What needs to be done:
Answer these questions from the treatment comparison text below:
(a) Compared to SH, what 95% CI is reported for CUP's effect on SE?
(b) Compared to RT, which intervention showed a significant improvement in SE, with an MD of 0.47?
(c) Compared to RT, what MD is reported for CBT in shortening SL?
** Document extract follows **
Compared to SH, acupressure (MD = 1.48, 95% CI: 0.56 to 2.39; MD = −1.31, 95% CI: −2.20 to −0.42), CBT (MD = 1.34, 95% CI: 0.70 to 1.98; MD = −1.34, 95% CI: −2.02 to −0.66), CUP (MD = 0.82, 95% CI: 0.15 to 1.50; MD = −1.19, 95% CI: −2.00 to −0.37), and BZD (MD = 1.05, 95% CI: 0.28 to 1.59; MD = −1.32, 95% CI: −2.18 to −0.45) were all effective in improving SE and reducing SL. When compared to RT, acupressure (MD = 0.86, 95% CI: 0.23 to 1.49; MD = −0.55, 95% CI: −1.07 to −0.03) improved SE and shortened SL, while acupuncture showed a significant improvement in SE (MD = 0.47, 95% CI: 0.15 to 0.79), and CBT effectively shortened SL (MD = −0.58, 95% CI: −0.85 to −0.31).
** End of Document extract **
** Provided material follows **
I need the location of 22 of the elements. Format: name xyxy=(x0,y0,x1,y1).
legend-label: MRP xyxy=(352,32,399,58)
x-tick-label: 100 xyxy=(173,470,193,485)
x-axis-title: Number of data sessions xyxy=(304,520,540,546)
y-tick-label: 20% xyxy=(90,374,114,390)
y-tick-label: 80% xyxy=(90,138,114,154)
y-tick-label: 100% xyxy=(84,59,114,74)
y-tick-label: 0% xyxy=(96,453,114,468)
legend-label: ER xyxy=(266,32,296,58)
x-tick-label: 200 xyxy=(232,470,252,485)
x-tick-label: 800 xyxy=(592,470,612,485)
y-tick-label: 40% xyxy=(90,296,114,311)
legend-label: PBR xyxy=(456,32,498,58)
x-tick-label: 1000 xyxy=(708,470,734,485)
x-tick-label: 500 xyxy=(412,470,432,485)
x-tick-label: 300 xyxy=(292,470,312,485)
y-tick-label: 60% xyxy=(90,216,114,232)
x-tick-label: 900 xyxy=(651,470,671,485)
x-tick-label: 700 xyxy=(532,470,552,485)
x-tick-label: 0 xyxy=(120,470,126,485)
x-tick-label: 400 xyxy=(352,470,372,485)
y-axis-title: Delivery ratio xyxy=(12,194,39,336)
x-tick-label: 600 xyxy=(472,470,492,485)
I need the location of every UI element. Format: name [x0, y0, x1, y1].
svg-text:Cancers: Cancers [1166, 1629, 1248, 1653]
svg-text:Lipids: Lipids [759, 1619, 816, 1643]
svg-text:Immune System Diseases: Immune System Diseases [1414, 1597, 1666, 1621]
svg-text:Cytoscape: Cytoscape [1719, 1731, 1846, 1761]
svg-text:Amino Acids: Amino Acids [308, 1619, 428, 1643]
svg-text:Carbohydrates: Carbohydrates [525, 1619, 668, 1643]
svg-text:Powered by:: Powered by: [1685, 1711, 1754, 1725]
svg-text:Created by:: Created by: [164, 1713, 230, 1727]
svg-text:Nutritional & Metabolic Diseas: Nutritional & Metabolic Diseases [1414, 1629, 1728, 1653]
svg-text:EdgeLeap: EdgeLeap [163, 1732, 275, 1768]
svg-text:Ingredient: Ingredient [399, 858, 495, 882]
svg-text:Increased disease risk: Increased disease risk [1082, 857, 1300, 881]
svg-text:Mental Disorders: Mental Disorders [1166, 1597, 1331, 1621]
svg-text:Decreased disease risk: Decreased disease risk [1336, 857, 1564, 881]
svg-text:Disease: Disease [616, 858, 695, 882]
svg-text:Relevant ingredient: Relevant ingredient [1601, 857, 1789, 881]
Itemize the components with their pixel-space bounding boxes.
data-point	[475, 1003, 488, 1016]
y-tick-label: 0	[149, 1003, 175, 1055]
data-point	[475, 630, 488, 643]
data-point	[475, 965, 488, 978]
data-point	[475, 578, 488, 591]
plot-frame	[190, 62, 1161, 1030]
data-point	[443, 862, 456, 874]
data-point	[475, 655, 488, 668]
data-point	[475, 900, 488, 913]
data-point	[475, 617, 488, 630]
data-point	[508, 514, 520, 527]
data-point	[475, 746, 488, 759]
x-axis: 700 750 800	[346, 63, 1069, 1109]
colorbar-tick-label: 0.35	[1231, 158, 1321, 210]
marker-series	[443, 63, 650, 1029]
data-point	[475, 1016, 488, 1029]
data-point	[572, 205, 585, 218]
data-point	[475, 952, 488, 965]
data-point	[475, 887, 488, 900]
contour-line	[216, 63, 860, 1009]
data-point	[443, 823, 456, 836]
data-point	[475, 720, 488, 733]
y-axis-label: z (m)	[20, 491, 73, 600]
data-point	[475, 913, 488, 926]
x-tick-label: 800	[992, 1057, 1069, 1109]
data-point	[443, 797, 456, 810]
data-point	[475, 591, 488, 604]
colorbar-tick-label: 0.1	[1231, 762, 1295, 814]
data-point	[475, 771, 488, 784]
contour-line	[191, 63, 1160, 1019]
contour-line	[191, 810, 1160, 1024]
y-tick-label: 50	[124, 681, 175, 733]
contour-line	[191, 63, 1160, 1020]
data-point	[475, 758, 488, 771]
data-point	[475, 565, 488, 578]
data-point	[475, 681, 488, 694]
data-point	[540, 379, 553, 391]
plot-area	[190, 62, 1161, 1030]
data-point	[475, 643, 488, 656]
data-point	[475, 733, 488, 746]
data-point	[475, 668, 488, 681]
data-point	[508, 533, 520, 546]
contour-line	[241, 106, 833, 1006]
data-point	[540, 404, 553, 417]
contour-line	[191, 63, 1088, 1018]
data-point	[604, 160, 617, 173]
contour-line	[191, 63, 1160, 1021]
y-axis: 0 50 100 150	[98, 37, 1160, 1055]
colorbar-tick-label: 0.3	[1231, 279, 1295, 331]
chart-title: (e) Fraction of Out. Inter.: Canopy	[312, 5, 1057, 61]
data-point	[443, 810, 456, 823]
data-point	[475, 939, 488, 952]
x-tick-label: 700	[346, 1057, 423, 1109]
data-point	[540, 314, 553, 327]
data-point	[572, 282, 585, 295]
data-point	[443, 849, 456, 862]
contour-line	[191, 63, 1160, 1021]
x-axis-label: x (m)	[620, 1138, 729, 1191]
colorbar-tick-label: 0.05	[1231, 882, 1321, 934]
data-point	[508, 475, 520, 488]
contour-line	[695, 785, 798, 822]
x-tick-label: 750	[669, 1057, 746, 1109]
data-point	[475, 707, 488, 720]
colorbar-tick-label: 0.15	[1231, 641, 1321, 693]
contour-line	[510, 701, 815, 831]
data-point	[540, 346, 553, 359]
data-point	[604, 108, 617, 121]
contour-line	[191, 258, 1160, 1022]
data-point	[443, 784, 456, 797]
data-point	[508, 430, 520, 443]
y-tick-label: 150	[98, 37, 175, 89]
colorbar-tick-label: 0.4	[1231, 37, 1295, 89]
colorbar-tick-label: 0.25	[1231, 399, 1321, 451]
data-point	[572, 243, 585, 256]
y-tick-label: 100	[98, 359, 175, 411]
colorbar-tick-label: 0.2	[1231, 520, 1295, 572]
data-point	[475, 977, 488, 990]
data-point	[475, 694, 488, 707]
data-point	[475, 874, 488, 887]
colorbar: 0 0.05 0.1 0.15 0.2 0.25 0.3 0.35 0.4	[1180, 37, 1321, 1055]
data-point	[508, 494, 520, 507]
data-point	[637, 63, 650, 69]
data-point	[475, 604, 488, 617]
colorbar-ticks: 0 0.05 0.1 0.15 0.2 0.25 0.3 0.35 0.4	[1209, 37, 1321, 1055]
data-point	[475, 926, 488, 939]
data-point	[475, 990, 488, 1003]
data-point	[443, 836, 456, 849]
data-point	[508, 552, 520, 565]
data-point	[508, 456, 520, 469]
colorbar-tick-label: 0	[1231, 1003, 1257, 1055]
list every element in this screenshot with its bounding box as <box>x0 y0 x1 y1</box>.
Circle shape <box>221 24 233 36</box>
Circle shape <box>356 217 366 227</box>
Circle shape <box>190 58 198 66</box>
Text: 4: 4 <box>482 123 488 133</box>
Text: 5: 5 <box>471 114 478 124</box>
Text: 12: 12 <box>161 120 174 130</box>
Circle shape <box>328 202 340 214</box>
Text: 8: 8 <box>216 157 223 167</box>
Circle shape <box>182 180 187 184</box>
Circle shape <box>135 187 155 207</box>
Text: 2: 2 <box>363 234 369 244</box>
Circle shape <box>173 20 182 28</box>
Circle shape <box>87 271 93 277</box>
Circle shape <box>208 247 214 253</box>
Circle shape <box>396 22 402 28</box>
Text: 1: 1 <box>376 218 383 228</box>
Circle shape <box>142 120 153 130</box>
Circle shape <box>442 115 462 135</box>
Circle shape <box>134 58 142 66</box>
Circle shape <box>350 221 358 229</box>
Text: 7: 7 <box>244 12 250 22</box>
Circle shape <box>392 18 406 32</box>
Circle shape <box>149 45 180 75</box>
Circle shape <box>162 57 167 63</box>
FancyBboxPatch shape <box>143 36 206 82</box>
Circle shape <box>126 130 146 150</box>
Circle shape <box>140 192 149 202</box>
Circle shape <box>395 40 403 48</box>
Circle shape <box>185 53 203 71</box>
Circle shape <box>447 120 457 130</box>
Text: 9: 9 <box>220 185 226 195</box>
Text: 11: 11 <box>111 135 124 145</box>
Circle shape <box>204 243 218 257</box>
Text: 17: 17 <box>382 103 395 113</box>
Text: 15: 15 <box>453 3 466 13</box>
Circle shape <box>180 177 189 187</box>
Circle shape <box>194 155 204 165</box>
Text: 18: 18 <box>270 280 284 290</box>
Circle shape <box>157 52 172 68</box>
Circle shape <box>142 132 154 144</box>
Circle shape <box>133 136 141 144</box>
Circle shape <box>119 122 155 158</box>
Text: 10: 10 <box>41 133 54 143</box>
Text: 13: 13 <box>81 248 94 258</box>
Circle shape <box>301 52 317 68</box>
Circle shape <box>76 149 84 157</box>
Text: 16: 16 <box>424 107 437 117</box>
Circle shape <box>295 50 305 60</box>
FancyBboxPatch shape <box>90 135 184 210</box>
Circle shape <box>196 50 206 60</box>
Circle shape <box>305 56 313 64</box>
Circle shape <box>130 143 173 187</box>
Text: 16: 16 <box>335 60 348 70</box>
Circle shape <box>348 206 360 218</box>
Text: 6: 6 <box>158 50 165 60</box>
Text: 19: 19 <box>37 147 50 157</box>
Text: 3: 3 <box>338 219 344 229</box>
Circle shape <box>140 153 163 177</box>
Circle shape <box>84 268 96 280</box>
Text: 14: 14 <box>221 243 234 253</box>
** End of Provided material **
Reply to the task:
(a) 0.15 to 1.50
(b) Acupuncture
(c) −0.58